• EXERCISE TASK:
Reproduce the data exactly.

— start of EXERCISE INPUTS —

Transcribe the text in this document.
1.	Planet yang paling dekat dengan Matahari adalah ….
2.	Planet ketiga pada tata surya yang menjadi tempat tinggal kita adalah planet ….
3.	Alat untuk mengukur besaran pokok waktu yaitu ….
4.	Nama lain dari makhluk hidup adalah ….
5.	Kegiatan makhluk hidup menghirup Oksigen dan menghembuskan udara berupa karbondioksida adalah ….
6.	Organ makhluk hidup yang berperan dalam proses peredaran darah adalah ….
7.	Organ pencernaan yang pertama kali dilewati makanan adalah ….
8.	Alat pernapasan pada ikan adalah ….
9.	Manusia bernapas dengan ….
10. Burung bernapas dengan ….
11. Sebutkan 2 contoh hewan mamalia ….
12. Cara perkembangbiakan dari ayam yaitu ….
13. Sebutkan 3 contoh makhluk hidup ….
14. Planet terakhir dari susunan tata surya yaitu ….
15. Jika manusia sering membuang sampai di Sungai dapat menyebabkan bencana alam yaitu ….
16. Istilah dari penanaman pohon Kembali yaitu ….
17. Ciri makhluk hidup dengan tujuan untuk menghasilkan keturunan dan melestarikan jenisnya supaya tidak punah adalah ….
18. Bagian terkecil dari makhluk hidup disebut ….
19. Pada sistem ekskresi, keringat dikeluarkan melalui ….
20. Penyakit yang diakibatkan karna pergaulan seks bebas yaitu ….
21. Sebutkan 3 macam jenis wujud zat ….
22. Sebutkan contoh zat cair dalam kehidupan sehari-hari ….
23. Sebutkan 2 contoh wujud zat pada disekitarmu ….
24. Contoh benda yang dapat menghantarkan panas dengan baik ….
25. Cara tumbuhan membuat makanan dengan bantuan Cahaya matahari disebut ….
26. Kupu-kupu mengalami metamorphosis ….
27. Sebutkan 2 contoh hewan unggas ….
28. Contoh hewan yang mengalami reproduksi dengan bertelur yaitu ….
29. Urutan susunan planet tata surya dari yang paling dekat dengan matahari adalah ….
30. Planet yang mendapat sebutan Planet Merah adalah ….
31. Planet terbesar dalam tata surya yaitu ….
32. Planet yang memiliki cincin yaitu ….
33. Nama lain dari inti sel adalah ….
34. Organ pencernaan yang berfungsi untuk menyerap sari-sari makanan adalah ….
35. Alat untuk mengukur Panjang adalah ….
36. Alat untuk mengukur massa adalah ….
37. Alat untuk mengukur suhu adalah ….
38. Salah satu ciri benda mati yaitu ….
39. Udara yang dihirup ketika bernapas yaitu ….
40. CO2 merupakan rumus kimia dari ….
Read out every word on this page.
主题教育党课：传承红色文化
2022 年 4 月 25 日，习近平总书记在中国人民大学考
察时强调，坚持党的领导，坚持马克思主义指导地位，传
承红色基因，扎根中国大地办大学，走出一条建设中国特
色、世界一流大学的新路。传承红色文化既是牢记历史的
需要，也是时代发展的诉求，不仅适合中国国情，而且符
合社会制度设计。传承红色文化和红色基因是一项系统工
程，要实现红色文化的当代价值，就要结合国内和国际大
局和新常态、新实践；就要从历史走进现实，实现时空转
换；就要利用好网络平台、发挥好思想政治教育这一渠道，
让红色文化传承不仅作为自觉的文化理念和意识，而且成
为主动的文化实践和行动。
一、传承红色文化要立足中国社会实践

— end of EXERCISE INPUTS —

• COMPLETE RESPONSE:
Transcribe the text in this document.
1.	Planet yang paling dekat dengan Matahari adalah ….
2.	Planet ketiga pada tata surya yang menjadi tempat tinggal kita adalah planet ….
3.	Alat untuk mengukur besaran pokok waktu yaitu ….
4.	Nama lain dari makhluk hidup adalah ….
5.	Kegiatan makhluk hidup menghirup Oksigen dan menghembuskan udara berupa karbondioksida adalah ….
6.	Organ makhluk hidup yang berperan dalam proses peredaran darah adalah ….
7.	Organ pencernaan yang pertama kali dilewati makanan adalah ….
8.	Alat pernapasan pada ikan adalah ….
9.	Manusia bernapas dengan ….
10. Burung bernapas dengan ….
11. Sebutkan 2 contoh hewan mamalia ….
12. Cara perkembangbiakan dari ayam yaitu ….
13. Sebutkan 3 contoh makhluk hidup ….
14. Planet terakhir dari susunan tata surya yaitu ….
15. Jika manusia sering membuang sampai di Sungai dapat menyebabkan bencana alam yaitu ….
16. Istilah dari penanaman pohon Kembali yaitu ….
17. Ciri makhluk hidup dengan tujuan untuk menghasilkan keturunan dan melestarikan jenisnya supaya tidak punah adalah ….
18. Bagian terkecil dari makhluk hidup disebut ….
19. Pada sistem ekskresi, keringat dikeluarkan melalui ….
20. Penyakit yang diakibatkan karna pergaulan seks bebas yaitu ….
21. Sebutkan 3 macam jenis wujud zat ….
22. Sebutkan contoh zat cair dalam kehidupan sehari-hari ….
23. Sebutkan 2 contoh wujud zat pada disekitarmu ….
24. Contoh benda yang dapat menghantarkan panas dengan baik ….
25. Cara tumbuhan membuat makanan dengan bantuan Cahaya matahari disebut ….
26. Kupu-kupu mengalami metamorphosis ….
27. Sebutkan 2 contoh hewan unggas ….
28. Contoh hewan yang mengalami reproduksi dengan bertelur yaitu ….
29. Urutan susunan planet tata surya dari yang paling dekat dengan matahari adalah ….
30. Planet yang mendapat sebutan Planet Merah adalah ….
31. Planet terbesar dalam tata surya yaitu ….
32. Planet yang memiliki cincin yaitu ….
33. Nama lain dari inti sel adalah ….
34. Organ pencernaan yang berfungsi untuk menyerap sari-sari makanan adalah ….
35. Alat untuk mengukur Panjang adalah ….
36. Alat untuk mengukur massa adalah ….
37. Alat untuk mengukur suhu adalah ….
38. Salah satu ciri benda mati yaitu ….
39. Udara yang dihirup ketika bernapas yaitu ….
40. CO2 merupakan rumus kimia dari ….
Read out every word on this page.
主题教育党课：传承红色文化
2022 年 4 月 25 日，习近平总书记在中国人民大学考
察时强调，坚持党的领导，坚持马克思主义指导地位，传
承红色基因，扎根中国大地办大学，走出一条建设中国特
色、世界一流大学的新路。传承红色文化既是牢记历史的
需要，也是时代发展的诉求，不仅适合中国国情，而且符
合社会制度设计。传承红色文化和红色基因是一项系统工
程，要实现红色文化的当代价值，就要结合国内和国际大
局和新常态、新实践；就要从历史走进现实，实现时空转
换；就要利用好网络平台、发挥好思想政治教育这一渠道，
让红色文化传承不仅作为自觉的文化理念和意识，而且成
为主动的文化实践和行动。
一、传承红色文化要立足中国社会实践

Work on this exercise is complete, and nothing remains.